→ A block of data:

-- BEGIN --

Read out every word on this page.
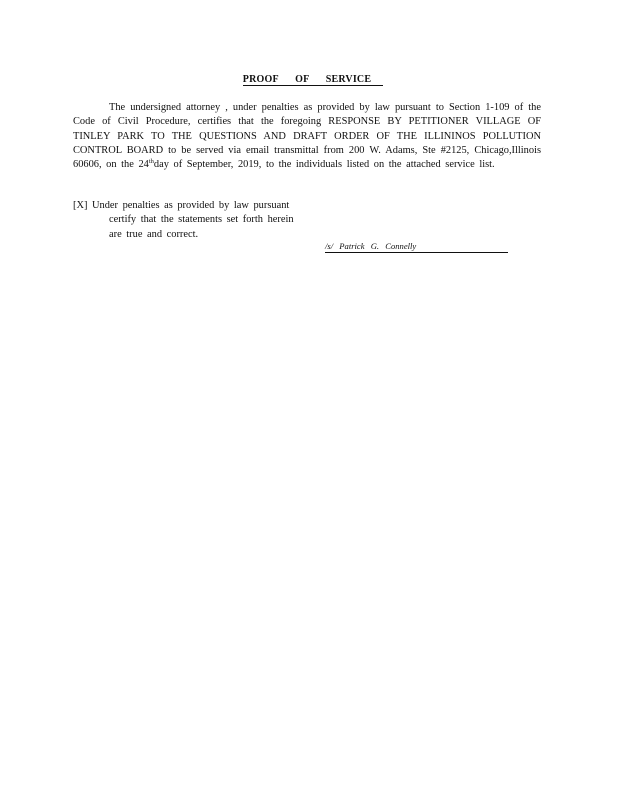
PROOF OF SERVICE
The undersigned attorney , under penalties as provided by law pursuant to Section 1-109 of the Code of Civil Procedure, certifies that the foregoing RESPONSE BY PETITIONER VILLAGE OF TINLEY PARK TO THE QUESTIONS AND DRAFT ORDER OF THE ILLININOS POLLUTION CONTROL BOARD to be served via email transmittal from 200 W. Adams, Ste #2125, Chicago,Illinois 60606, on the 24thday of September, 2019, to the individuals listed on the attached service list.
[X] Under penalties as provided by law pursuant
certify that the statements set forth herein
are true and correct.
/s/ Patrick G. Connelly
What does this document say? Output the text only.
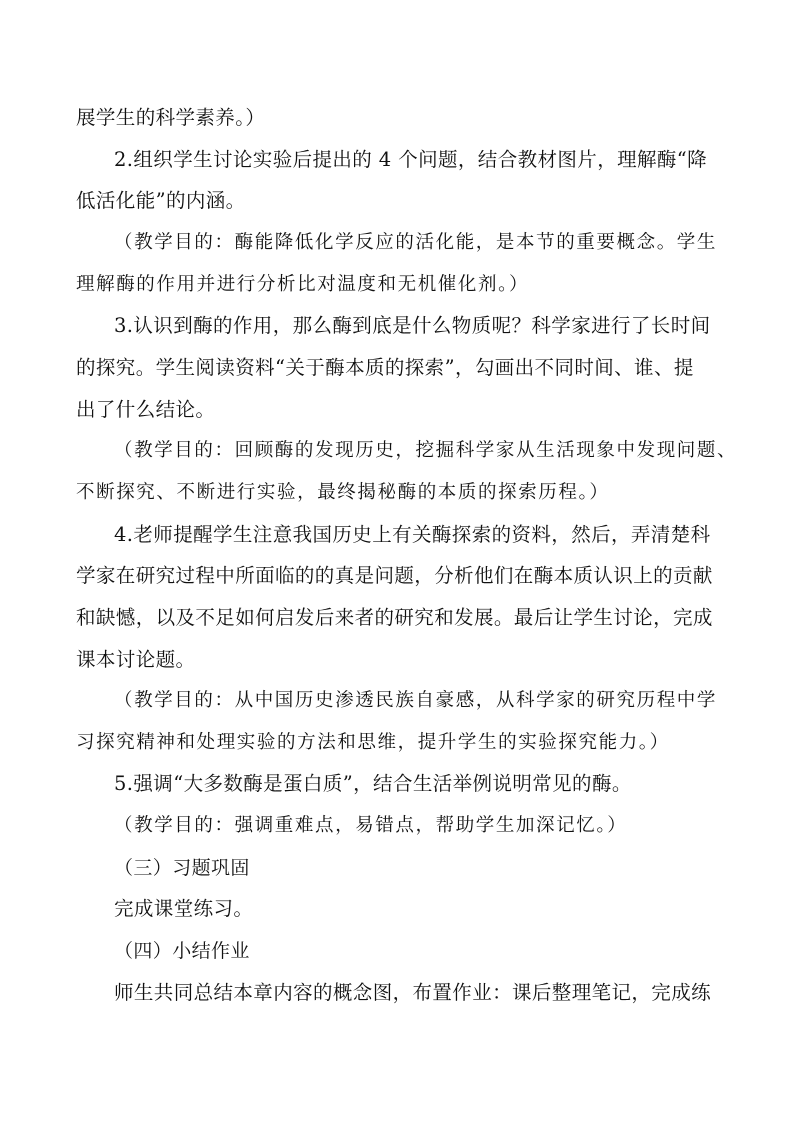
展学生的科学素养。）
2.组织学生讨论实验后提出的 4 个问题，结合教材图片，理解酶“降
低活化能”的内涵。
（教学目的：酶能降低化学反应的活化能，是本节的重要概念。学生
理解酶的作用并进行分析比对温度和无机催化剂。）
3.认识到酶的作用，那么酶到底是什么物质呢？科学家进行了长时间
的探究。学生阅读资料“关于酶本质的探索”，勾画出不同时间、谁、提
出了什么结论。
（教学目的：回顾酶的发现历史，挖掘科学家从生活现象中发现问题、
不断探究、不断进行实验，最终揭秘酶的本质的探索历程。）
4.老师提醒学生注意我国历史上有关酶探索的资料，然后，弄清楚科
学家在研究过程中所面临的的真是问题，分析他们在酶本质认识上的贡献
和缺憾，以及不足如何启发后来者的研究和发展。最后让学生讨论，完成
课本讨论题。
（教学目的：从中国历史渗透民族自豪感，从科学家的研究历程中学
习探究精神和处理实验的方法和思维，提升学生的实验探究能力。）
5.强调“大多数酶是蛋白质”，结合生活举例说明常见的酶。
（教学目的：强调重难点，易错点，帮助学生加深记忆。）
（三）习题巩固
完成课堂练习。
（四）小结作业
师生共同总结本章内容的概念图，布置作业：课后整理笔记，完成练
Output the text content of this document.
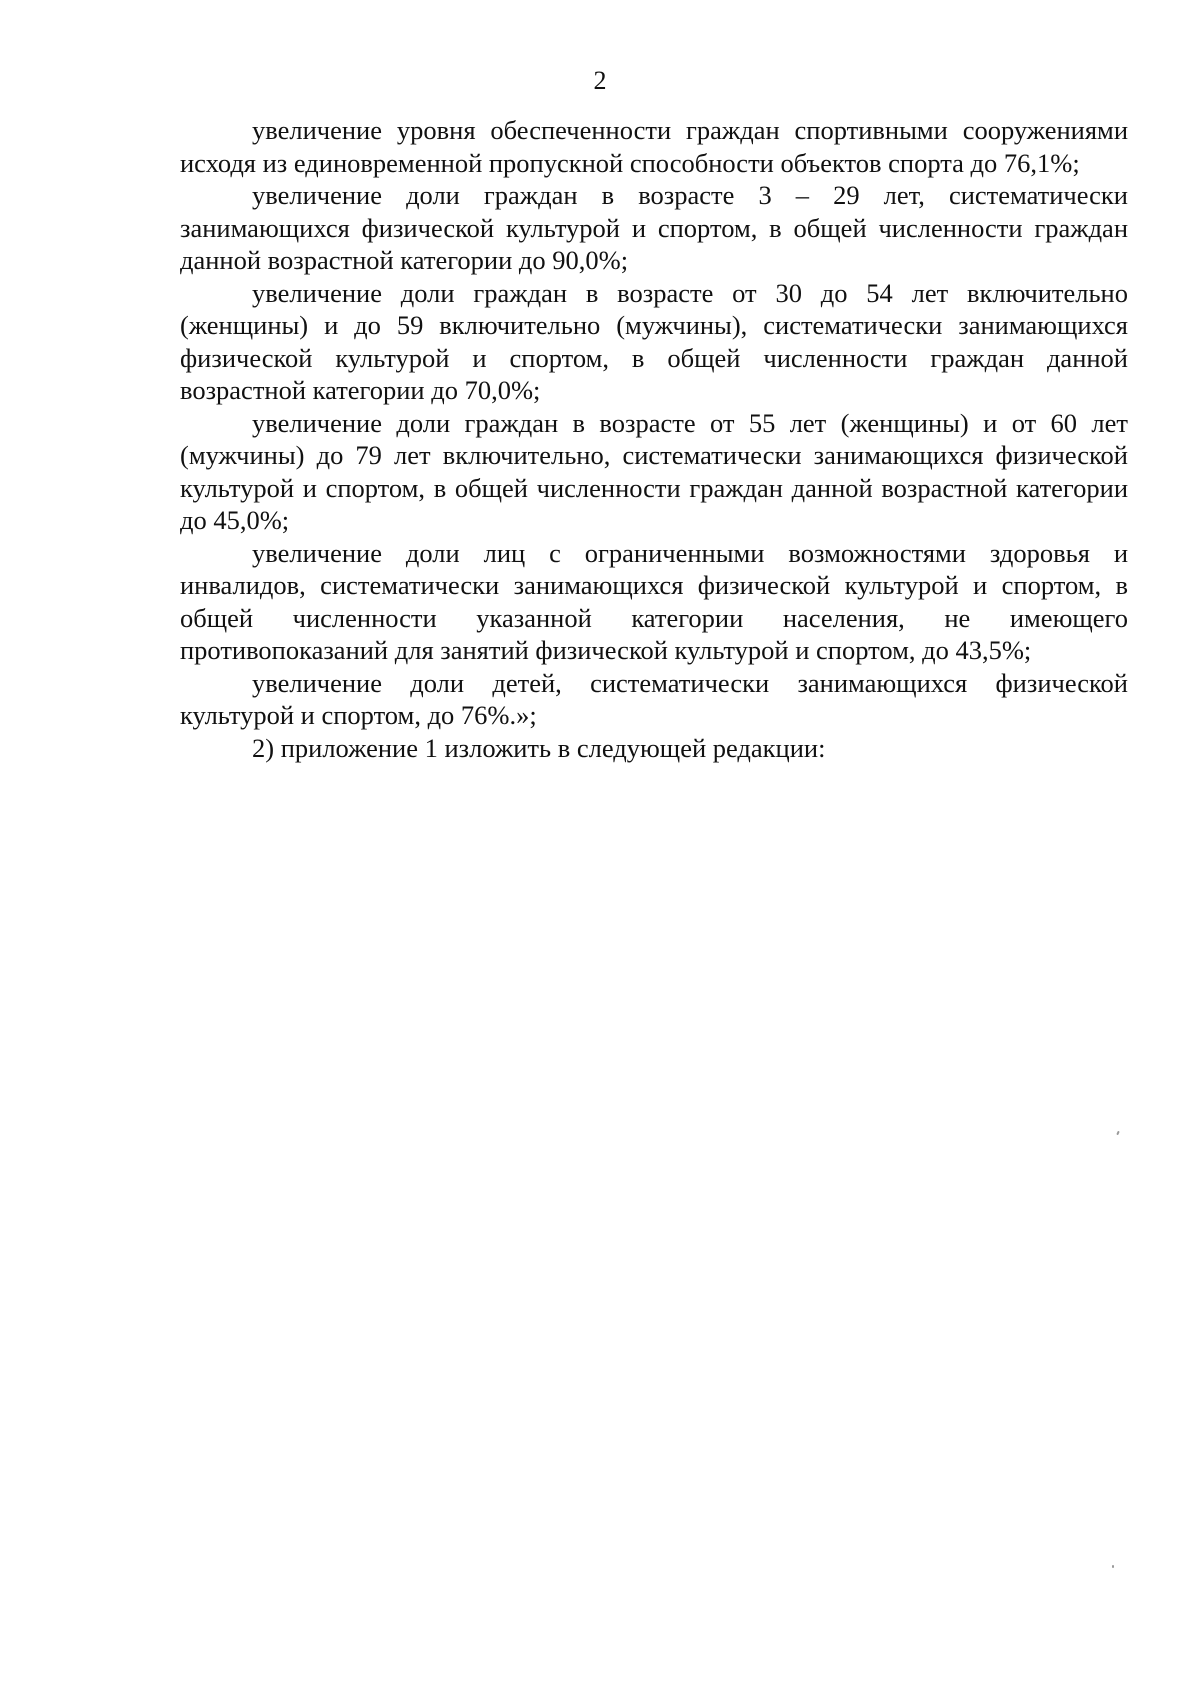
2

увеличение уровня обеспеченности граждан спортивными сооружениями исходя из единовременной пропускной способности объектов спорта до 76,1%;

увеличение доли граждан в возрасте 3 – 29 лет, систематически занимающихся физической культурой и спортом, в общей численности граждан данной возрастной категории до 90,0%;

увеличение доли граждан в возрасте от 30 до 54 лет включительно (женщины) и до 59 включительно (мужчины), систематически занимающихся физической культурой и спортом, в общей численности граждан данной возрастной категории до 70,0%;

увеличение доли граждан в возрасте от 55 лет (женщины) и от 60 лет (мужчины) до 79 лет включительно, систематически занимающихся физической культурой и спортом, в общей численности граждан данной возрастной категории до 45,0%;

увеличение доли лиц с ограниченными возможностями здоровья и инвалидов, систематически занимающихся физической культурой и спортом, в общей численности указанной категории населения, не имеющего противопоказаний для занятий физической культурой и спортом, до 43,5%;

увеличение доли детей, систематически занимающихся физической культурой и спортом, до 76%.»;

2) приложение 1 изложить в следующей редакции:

-- END --

→ YOUR INSTRUCTIONS:
Determine the number of lines in the data that contain "pursuant" as a word or string, and state only that number.

→ FULL SOLUTION:
2